» **Goal**
Tell how many lines have the string "entre" in them, and write nothing besides the number.

Collected data:
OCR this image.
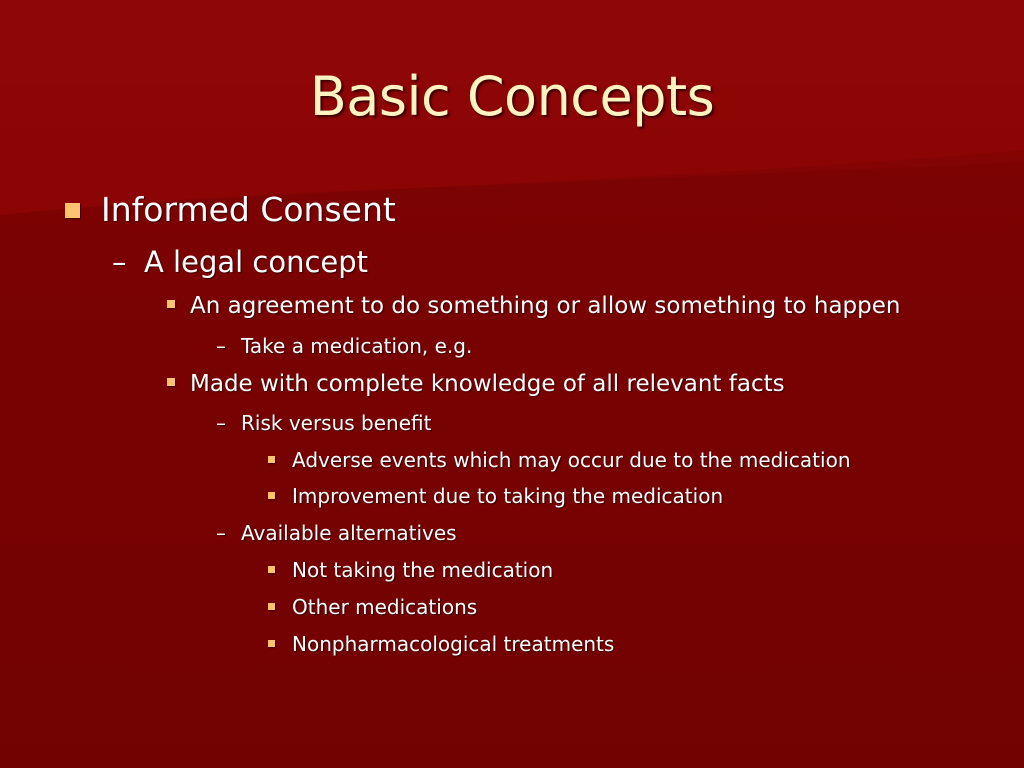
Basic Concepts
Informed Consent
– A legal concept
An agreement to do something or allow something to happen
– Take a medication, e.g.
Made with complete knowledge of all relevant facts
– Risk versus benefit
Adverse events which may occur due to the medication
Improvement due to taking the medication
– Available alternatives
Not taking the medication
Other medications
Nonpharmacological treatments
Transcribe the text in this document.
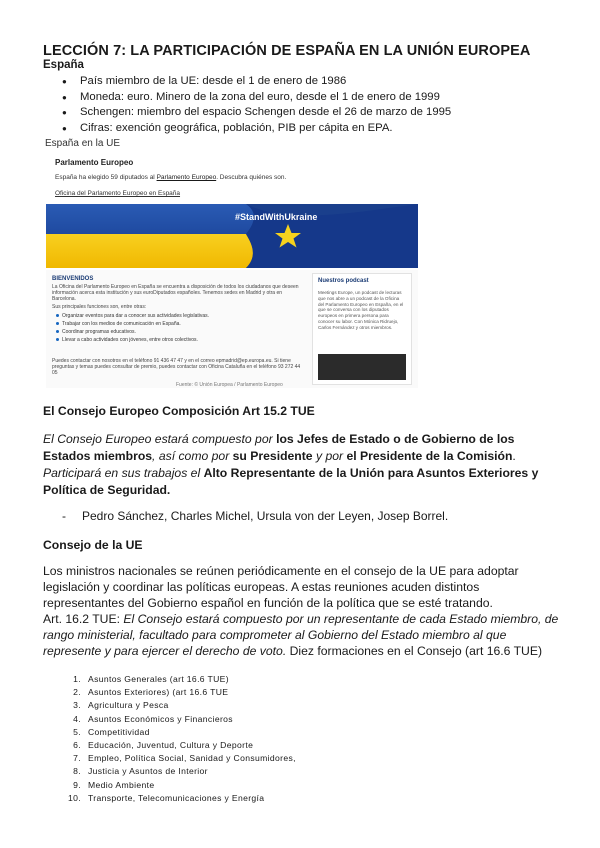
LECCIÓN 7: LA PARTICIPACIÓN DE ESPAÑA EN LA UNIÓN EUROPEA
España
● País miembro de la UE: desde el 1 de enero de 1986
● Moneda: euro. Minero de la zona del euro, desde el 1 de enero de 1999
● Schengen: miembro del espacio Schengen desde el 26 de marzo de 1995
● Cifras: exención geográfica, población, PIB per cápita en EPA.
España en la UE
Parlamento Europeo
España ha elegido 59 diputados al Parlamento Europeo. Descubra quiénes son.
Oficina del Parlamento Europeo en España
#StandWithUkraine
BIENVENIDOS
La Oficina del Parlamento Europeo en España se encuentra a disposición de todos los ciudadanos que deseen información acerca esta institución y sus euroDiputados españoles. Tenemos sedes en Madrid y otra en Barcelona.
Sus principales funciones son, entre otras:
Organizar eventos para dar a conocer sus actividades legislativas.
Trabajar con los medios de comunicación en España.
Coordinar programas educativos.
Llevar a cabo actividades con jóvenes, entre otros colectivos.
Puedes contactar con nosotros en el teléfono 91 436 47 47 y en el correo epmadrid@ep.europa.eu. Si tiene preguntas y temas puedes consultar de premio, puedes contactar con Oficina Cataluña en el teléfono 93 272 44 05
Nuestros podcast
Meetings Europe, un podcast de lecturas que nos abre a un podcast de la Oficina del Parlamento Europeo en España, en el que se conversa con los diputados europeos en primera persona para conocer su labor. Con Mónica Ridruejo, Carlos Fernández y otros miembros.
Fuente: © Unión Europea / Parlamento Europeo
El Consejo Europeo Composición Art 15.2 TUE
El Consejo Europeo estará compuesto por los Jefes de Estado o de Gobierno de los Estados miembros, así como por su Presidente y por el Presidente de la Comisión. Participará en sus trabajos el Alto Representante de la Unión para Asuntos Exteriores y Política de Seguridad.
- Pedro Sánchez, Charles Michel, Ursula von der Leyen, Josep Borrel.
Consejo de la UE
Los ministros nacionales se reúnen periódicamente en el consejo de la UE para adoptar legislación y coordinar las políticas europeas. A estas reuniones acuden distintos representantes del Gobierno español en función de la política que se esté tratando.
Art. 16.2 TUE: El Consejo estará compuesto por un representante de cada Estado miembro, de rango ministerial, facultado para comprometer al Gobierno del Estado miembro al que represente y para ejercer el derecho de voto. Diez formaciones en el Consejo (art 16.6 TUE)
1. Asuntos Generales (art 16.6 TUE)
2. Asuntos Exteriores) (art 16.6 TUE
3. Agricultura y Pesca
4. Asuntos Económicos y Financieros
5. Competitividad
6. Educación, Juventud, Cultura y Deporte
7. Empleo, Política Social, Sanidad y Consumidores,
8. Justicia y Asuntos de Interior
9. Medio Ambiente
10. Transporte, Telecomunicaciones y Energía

--

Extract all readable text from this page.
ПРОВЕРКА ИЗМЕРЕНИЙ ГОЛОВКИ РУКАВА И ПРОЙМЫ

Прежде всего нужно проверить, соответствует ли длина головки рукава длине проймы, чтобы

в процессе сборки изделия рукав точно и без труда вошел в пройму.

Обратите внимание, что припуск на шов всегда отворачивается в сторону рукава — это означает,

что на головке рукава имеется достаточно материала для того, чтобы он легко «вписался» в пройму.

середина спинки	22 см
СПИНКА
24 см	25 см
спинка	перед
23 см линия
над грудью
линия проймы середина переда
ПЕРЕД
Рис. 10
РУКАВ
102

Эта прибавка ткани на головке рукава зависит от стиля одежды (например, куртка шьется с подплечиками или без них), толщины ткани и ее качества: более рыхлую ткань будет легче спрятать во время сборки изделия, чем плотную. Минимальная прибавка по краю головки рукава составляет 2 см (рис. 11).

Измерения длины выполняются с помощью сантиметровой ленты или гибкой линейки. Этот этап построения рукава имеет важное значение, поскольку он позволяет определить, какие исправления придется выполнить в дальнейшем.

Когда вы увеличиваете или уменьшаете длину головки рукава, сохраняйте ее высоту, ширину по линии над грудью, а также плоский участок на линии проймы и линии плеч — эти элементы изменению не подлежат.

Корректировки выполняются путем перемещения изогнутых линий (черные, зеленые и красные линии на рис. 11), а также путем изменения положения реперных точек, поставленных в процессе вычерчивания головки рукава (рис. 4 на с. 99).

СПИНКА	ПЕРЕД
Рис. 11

» **Finished task**
2